Objective.
Reproduce each line that includes the word "Európai".

Given records.
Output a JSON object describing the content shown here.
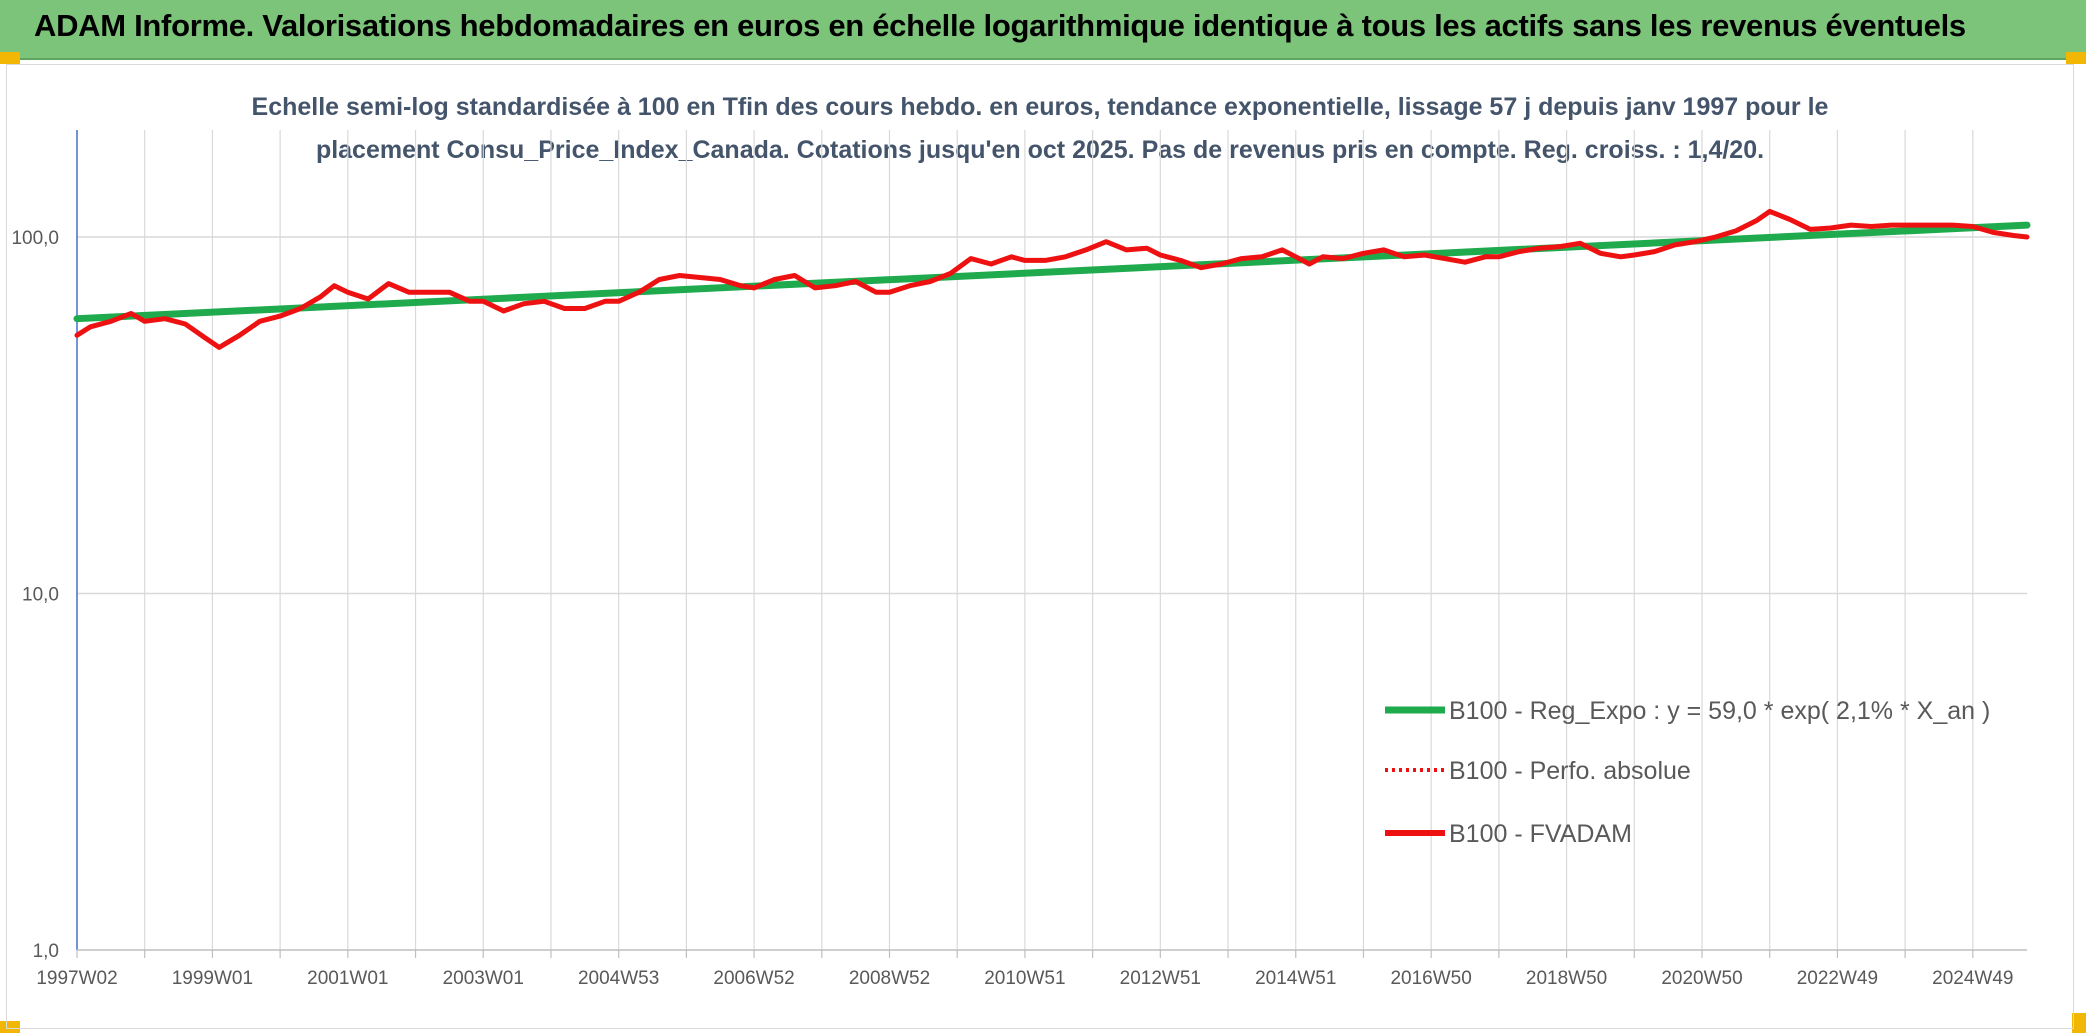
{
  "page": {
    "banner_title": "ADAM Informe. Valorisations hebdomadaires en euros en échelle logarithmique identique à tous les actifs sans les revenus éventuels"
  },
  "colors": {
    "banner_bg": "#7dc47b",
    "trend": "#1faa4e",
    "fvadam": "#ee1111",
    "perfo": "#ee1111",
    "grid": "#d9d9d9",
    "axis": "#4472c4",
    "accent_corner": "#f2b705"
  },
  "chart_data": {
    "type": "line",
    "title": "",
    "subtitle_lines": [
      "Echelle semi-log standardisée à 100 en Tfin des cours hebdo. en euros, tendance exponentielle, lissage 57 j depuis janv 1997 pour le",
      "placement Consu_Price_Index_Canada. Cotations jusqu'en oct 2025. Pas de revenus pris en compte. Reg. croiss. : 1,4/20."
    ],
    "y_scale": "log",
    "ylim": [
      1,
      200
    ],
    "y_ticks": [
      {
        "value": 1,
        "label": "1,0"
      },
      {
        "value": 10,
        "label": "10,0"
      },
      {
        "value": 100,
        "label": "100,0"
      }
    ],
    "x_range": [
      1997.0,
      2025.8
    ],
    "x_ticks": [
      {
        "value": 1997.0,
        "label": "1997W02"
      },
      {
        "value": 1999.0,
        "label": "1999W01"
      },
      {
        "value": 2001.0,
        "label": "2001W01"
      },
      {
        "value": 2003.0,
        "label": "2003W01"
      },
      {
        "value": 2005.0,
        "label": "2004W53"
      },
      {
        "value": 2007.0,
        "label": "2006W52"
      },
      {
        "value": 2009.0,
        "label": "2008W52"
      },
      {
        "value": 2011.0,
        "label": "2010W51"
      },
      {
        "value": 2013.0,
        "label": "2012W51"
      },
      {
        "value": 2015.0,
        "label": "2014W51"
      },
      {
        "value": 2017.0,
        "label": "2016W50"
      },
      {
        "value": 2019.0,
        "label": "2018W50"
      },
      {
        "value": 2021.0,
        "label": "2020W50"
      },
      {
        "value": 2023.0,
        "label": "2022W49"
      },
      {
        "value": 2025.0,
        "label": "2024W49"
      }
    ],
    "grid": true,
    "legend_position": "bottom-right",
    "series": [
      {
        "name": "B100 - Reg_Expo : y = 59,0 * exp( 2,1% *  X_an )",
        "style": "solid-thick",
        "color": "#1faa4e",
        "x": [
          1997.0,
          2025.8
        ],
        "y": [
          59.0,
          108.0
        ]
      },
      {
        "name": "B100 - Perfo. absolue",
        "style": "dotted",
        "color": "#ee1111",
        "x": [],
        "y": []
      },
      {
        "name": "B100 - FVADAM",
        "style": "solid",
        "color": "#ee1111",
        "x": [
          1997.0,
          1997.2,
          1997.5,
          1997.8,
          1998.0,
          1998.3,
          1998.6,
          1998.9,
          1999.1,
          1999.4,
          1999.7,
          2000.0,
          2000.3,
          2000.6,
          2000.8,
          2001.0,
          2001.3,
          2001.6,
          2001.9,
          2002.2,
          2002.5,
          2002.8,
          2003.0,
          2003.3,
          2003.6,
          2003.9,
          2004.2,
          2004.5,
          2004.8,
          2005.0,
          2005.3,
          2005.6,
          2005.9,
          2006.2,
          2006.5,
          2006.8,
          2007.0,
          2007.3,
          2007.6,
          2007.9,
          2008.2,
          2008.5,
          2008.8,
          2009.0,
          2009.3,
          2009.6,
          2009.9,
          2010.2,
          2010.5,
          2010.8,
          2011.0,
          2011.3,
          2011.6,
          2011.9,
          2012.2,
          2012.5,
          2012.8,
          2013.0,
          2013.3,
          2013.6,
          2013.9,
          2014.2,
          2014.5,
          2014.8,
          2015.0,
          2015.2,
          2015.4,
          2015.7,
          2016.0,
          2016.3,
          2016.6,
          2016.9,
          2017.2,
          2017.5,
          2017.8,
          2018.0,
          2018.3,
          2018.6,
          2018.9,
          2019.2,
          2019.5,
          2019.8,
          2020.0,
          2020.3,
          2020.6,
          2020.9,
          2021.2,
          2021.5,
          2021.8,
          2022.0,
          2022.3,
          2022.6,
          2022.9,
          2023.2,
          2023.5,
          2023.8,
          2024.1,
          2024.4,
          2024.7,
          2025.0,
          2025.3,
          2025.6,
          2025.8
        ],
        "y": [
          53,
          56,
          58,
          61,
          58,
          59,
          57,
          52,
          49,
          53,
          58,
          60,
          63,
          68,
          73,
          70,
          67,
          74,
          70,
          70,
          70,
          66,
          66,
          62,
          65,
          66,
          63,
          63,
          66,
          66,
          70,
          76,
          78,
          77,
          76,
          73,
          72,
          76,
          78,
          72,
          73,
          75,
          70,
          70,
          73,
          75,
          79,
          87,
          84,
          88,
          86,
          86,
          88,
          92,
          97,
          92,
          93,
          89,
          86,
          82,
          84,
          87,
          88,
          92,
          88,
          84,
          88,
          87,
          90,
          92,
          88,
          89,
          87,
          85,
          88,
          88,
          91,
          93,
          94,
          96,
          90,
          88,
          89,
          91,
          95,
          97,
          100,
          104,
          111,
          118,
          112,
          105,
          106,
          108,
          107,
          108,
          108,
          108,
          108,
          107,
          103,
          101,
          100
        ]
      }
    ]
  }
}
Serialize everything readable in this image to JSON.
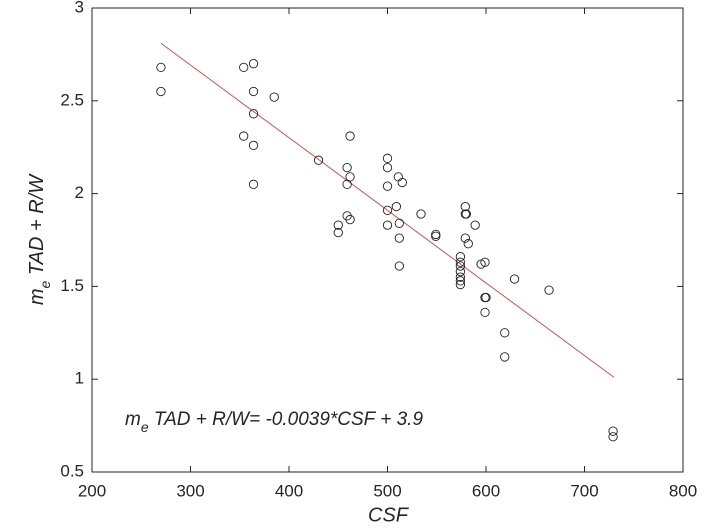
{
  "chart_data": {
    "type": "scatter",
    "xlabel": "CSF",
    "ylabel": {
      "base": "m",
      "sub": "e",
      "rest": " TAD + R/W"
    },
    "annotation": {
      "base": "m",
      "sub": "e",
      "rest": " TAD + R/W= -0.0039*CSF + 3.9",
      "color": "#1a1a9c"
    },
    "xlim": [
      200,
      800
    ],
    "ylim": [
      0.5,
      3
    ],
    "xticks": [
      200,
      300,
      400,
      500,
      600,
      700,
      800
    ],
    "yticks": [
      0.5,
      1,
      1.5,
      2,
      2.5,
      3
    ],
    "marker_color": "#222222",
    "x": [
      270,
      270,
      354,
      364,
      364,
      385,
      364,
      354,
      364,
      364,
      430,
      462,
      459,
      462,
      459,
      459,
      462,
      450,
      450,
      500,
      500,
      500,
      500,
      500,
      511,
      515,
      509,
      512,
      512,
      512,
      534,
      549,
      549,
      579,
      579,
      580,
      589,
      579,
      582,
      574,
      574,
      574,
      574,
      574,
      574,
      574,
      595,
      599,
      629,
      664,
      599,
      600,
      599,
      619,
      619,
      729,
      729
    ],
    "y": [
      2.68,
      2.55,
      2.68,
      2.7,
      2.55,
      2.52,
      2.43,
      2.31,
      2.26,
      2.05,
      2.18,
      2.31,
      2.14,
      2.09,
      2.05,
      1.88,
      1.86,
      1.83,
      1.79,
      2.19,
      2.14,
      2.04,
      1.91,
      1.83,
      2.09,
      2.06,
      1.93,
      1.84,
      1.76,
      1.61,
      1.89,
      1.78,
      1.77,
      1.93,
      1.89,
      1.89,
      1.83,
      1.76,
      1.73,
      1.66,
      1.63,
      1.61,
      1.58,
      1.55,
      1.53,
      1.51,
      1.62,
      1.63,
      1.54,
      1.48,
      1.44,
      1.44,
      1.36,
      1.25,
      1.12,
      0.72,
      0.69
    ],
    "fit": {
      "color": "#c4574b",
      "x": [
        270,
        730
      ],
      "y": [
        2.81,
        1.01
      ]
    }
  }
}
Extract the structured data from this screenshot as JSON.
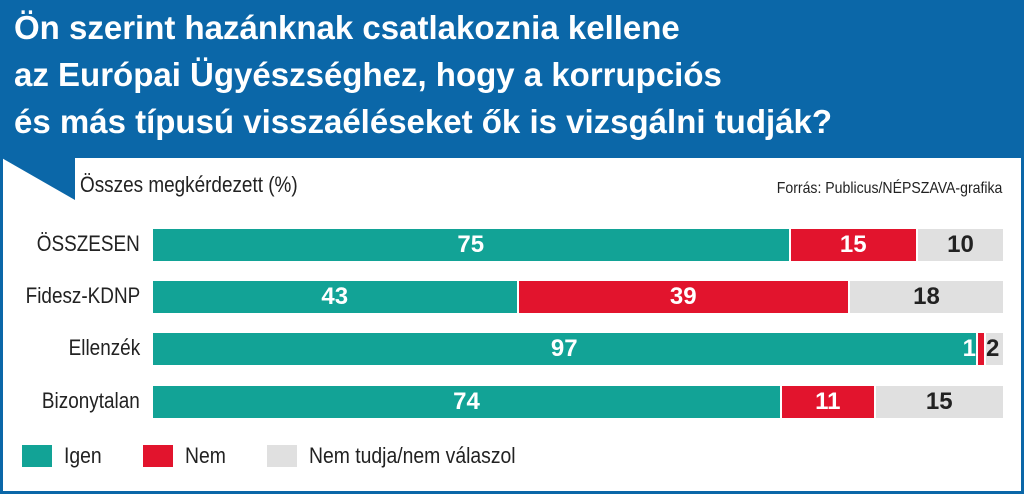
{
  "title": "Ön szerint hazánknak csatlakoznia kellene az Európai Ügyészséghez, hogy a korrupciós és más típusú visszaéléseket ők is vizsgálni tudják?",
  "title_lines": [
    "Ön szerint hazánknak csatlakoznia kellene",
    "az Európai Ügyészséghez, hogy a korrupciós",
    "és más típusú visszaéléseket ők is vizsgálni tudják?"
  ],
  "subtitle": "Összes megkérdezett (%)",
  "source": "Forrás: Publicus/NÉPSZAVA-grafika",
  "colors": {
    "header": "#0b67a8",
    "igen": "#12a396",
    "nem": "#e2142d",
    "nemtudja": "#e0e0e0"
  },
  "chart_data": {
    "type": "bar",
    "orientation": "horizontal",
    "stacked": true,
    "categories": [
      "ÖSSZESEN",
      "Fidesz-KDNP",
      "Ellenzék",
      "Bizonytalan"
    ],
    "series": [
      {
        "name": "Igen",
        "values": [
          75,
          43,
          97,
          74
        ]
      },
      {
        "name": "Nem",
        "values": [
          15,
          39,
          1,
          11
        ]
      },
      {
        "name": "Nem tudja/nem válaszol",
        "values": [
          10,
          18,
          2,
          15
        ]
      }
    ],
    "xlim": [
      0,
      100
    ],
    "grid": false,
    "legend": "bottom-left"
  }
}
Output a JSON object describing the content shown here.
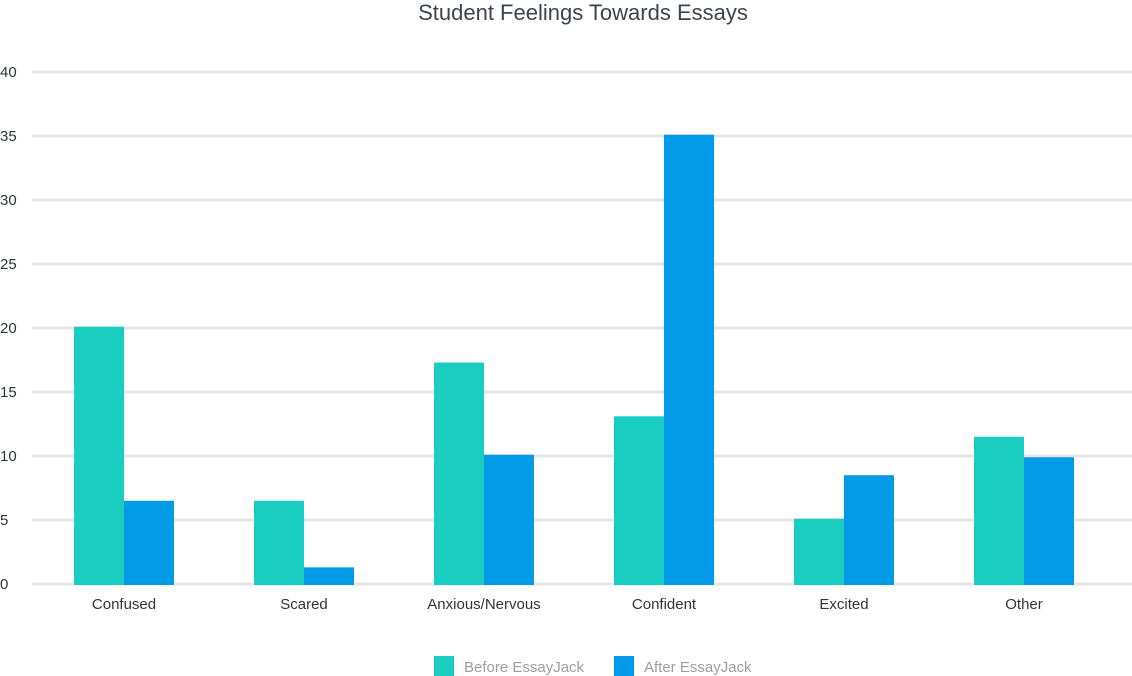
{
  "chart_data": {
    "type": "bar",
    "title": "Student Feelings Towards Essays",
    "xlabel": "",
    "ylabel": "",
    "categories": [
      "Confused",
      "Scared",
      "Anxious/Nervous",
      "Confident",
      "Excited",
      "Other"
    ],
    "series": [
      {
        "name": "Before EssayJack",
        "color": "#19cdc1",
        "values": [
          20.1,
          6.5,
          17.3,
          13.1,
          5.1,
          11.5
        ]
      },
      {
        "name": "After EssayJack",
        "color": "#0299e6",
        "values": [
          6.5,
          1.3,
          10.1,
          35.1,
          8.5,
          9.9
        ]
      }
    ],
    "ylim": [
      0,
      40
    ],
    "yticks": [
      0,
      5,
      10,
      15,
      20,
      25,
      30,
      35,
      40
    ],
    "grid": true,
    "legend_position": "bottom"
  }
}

In response.
  "title": "Ön szerint hazánknak csatlakoznia kellene az Európai Ügyészséghez, hogy a korrupciós és más típusú visszaéléseket ők is vizsgálni tudják?",
    "az Európai Ügyészséghez, hogy a korrupciós",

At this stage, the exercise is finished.